• _Aim_
Every line of the material below must be repeated exactly.

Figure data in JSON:
[Begin]

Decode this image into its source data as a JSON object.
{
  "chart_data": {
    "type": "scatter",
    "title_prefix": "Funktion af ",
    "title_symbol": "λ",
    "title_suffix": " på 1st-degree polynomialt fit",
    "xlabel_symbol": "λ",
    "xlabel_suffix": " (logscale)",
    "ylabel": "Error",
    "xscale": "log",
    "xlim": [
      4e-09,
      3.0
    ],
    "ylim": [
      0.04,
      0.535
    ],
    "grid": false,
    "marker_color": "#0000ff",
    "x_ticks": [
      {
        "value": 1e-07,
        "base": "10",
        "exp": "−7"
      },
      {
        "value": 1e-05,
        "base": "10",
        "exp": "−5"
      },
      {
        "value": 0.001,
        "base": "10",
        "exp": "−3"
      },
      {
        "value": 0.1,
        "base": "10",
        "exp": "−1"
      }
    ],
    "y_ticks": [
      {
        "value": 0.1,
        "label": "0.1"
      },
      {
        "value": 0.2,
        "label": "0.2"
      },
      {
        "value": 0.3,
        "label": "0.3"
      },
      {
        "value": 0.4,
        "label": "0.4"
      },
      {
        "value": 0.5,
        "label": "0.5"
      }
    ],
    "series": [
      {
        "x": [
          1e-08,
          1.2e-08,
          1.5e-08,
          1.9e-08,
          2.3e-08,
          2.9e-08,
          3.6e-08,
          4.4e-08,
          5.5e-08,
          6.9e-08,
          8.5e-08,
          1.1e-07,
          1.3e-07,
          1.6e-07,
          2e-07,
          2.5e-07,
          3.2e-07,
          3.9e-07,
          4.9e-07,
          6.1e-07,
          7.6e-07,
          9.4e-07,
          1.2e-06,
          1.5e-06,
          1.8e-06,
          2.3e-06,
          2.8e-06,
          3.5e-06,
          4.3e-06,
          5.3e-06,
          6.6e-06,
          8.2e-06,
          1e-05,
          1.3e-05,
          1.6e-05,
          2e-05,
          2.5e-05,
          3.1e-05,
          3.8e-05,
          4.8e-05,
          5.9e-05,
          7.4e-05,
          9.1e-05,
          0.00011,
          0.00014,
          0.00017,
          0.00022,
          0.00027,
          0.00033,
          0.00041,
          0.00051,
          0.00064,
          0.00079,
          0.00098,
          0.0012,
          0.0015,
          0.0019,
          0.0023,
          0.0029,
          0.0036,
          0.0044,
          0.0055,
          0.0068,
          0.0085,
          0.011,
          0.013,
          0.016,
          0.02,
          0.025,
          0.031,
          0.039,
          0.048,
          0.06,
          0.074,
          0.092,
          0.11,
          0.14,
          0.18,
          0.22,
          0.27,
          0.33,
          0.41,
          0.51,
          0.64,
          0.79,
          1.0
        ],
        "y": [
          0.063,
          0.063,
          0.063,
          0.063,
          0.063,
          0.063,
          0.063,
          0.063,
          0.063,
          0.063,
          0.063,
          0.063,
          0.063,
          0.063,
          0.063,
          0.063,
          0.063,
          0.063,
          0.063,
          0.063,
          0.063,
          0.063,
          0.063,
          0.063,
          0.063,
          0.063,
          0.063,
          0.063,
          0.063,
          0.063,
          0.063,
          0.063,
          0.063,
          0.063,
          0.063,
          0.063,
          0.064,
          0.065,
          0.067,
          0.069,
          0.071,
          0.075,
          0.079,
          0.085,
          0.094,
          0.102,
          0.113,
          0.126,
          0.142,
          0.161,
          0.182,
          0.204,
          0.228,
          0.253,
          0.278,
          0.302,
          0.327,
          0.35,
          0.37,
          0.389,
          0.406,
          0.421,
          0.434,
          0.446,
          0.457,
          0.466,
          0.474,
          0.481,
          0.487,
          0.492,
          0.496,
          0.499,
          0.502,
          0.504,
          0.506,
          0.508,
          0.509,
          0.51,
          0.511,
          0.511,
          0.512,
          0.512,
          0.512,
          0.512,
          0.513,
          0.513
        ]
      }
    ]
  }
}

[End]

• _Solution for this exercise_
Decode this image into its source data as a JSON object.
{
  "chart_data": {
    "type": "scatter",
    "title_prefix": "Funktion af ",
    "title_symbol": "λ",
    "title_suffix": " på 1st-degree polynomialt fit",
    "xlabel_symbol": "λ",
    "xlabel_suffix": " (logscale)",
    "ylabel": "Error",
    "xscale": "log",
    "xlim": [
      4e-09,
      3.0
    ],
    "ylim": [
      0.04,
      0.535
    ],
    "grid": false,
    "marker_color": "#0000ff",
    "x_ticks": [
      {
        "value": 1e-07,
        "base": "10",
        "exp": "−7"
      },
      {
        "value": 1e-05,
        "base": "10",
        "exp": "−5"
      },
      {
        "value": 0.001,
        "base": "10",
        "exp": "−3"
      },
      {
        "value": 0.1,
        "base": "10",
        "exp": "−1"
      }
    ],
    "y_ticks": [
      {
        "value": 0.1,
        "label": "0.1"
      },
      {
        "value": 0.2,
        "label": "0.2"
      },
      {
        "value": 0.3,
        "label": "0.3"
      },
      {
        "value": 0.4,
        "label": "0.4"
      },
      {
        "value": 0.5,
        "label": "0.5"
      }
    ],
    "series": [
      {
        "x": [
          1e-08,
          1.2e-08,
          1.5e-08,
          1.9e-08,
          2.3e-08,
          2.9e-08,
          3.6e-08,
          4.4e-08,
          5.5e-08,
          6.9e-08,
          8.5e-08,
          1.1e-07,
          1.3e-07,
          1.6e-07,
          2e-07,
          2.5e-07,
          3.2e-07,
          3.9e-07,
          4.9e-07,
          6.1e-07,
          7.6e-07,
          9.4e-07,
          1.2e-06,
          1.5e-06,
          1.8e-06,
          2.3e-06,
          2.8e-06,
          3.5e-06,
          4.3e-06,
          5.3e-06,
          6.6e-06,
          8.2e-06,
          1e-05,
          1.3e-05,
          1.6e-05,
          2e-05,
          2.5e-05,
          3.1e-05,
          3.8e-05,
          4.8e-05,
          5.9e-05,
          7.4e-05,
          9.1e-05,
          0.00011,
          0.00014,
          0.00017,
          0.00022,
          0.00027,
          0.00033,
          0.00041,
          0.00051,
          0.00064,
          0.00079,
          0.00098,
          0.0012,
          0.0015,
          0.0019,
          0.0023,
          0.0029,
          0.0036,
          0.0044,
          0.0055,
          0.0068,
          0.0085,
          0.011,
          0.013,
          0.016,
          0.02,
          0.025,
          0.031,
          0.039,
          0.048,
          0.06,
          0.074,
          0.092,
          0.11,
          0.14,
          0.18,
          0.22,
          0.27,
          0.33,
          0.41,
          0.51,
          0.64,
          0.79,
          1.0
        ],
        "y": [
          0.063,
          0.063,
          0.063,
          0.063,
          0.063,
          0.063,
          0.063,
          0.063,
          0.063,
          0.063,
          0.063,
          0.063,
          0.063,
          0.063,
          0.063,
          0.063,
          0.063,
          0.063,
          0.063,
          0.063,
          0.063,
          0.063,
          0.063,
          0.063,
          0.063,
          0.063,
          0.063,
          0.063,
          0.063,
          0.063,
          0.063,
          0.063,
          0.063,
          0.063,
          0.063,
          0.063,
          0.064,
          0.065,
          0.067,
          0.069,
          0.071,
          0.075,
          0.079,
          0.085,
          0.094,
          0.102,
          0.113,
          0.126,
          0.142,
          0.161,
          0.182,
          0.204,
          0.228,
          0.253,
          0.278,
          0.302,
          0.327,
          0.35,
          0.37,
          0.389,
          0.406,
          0.421,
          0.434,
          0.446,
          0.457,
          0.466,
          0.474,
          0.481,
          0.487,
          0.492,
          0.496,
          0.499,
          0.502,
          0.504,
          0.506,
          0.508,
          0.509,
          0.51,
          0.511,
          0.511,
          0.512,
          0.512,
          0.512,
          0.512,
          0.513,
          0.513
        ]
      }
    ]
  }
}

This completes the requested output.